** Data records **
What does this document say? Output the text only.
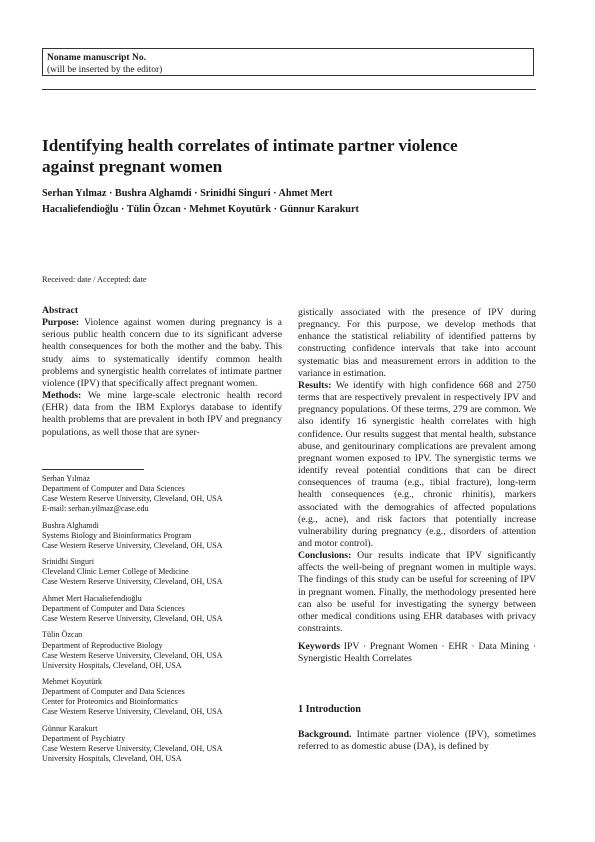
Noname manuscript No.
(will be inserted by the editor)
Identifying health correlates of intimate partner violence
against pregnant women
Serhan Yılmaz · Bushra Alghamdi · Srinidhi Singuri · Ahmet Mert
Hacıaliefendioğlu · Tülin Özcan · Mehmet Koyutürk · Günnur Karakurt
Received: date / Accepted: date
Abstract

Purpose: Violence against women during pregnancy is a serious public health concern due to its significant adverse health consequences for both the mother and the baby. This study aims to systematically identify common health problems and synergistic health correlates of intimate partner violence (IPV) that specifically affect pregnant women.

Methods: We mine large-scale electronic health record (EHR) data from the IBM Explorys database to identify health problems that are prevalent in both IPV and pregnancy populations, as well those that are syner-

Serhan Yılmaz
Department of Computer and Data Sciences
Case Western Reserve University, Cleveland, OH, USA
E-mail: serhan.yilmaz@case.edu
Bushra Alghamdi
Systems Biology and Bioinformatics Program
Case Western Reserve University, Cleveland, OH, USA
Srinidhi Singuri
Cleveland Clinic Lerner College of Medicine
Case Western Reserve University, Cleveland, OH, USA
Ahmet Mert Hacıaliefendioğlu
Department of Computer and Data Sciences
Case Western Reserve University, Cleveland, OH, USA
Tülin Özcan
Department of Reproductive Biology
Case Western Reserve University, Cleveland, OH, USA
University Hospitals, Cleveland, OH, USA
Mehmet Koyutürk
Department of Computer and Data Sciences
Center for Proteomics and Bioinformatics
Case Western Reserve University, Cleveland, OH, USA
Günnur Karakurt
Department of Psychiatry
Case Western Reserve University, Cleveland, OH, USA
University Hospitals, Cleveland, OH, USA

gistically associated with the presence of IPV during pregnancy. For this purpose, we develop methods that enhance the statistical reliability of identified patterns by constructing confidence intervals that take into account systematic bias and measurement errors in addition to the variance in estimation.

Results: We identify with high confidence 668 and 2750 terms that are respectively prevalent in respectively IPV and pregnancy populations. Of these terms, 279 are common. We also identify 16 synergistic health correlates with high confidence. Our results suggest that mental health, substance abuse, and genitourinary complications are prevalent among pregnant women exposed to IPV. The synergistic terms we identify reveal potential conditions that can be direct consequences of trauma (e.g., tibial fracture), long-term health consequences (e.g., chronic rhinitis), markers associated with the demograhics of affected populations (e.g., acne), and risk factors that potentially increase vulnerability during pregnancy (e.g., disorders of attention and motor control).

Conclusions: Our results indicate that IPV significantly affects the well-being of pregnant women in multiple ways. The findings of this study can be useful for screening of IPV in pregnant women. Finally, the methodology presented here can also be useful for investigating the synergy between other medical conditions using EHR databases with privacy constraints.

Keywords IPV · Pregnant Women · EHR · Data Mining · Synergistic Health Correlates

1 Introduction

Background. Intimate partner violence (IPV), sometimes referred to as domestic abuse (DA), is defined by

** Exercise prompt **
Among the lines of the data above, determine how many contain the word "results". Report the number alone.

** Result of this task **
2